• [WHAT TO WORK ON]:
Reproduce the listing below without any change.

• [RECORDS PROVIDED]:
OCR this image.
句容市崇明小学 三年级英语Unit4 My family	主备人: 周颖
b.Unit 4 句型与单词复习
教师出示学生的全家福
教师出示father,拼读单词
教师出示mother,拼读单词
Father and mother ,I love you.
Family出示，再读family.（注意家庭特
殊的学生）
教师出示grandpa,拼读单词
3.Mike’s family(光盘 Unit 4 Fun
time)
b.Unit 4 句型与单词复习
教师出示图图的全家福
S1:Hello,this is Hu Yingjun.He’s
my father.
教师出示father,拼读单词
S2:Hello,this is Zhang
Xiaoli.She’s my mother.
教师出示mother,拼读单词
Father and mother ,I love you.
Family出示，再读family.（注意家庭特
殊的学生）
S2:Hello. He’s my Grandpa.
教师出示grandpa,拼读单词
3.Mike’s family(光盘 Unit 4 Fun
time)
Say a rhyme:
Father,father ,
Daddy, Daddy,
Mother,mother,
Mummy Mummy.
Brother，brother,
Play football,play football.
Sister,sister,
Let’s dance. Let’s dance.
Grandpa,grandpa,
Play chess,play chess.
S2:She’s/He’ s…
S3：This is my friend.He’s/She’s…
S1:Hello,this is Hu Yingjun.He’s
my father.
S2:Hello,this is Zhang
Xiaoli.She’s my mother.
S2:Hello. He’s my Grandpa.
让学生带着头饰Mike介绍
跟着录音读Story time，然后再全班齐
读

• [COMPLETE ANSWER]:
OCR this image.
句容市崇明小学 三年级英语Unit4 My family	主备人: 周颖
b.Unit 4 句型与单词复习
教师出示学生的全家福
教师出示father,拼读单词
教师出示mother,拼读单词
Father and mother ,I love you.
Family出示，再读family.（注意家庭特
殊的学生）
教师出示grandpa,拼读单词
3.Mike’s family(光盘 Unit 4 Fun
time)
b.Unit 4 句型与单词复习
教师出示图图的全家福
S1:Hello,this is Hu Yingjun.He’s
my father.
教师出示father,拼读单词
S2:Hello,this is Zhang
Xiaoli.She’s my mother.
教师出示mother,拼读单词
Father and mother ,I love you.
Family出示，再读family.（注意家庭特
殊的学生）
S2:Hello. He’s my Grandpa.
教师出示grandpa,拼读单词
3.Mike’s family(光盘 Unit 4 Fun
time)
Say a rhyme:
Father,father ,
Daddy, Daddy,
Mother,mother,
Mummy Mummy.
Brother，brother,
Play football,play football.
Sister,sister,
Let’s dance. Let’s dance.
Grandpa,grandpa,
Play chess,play chess.
S2:She’s/He’ s…
S3：This is my friend.He’s/She’s…
S1:Hello,this is Hu Yingjun.He’s
my father.
S2:Hello,this is Zhang
Xiaoli.She’s my mother.
S2:Hello. He’s my Grandpa.
让学生带着头饰Mike介绍
跟着录音读Story time，然后再全班齐
读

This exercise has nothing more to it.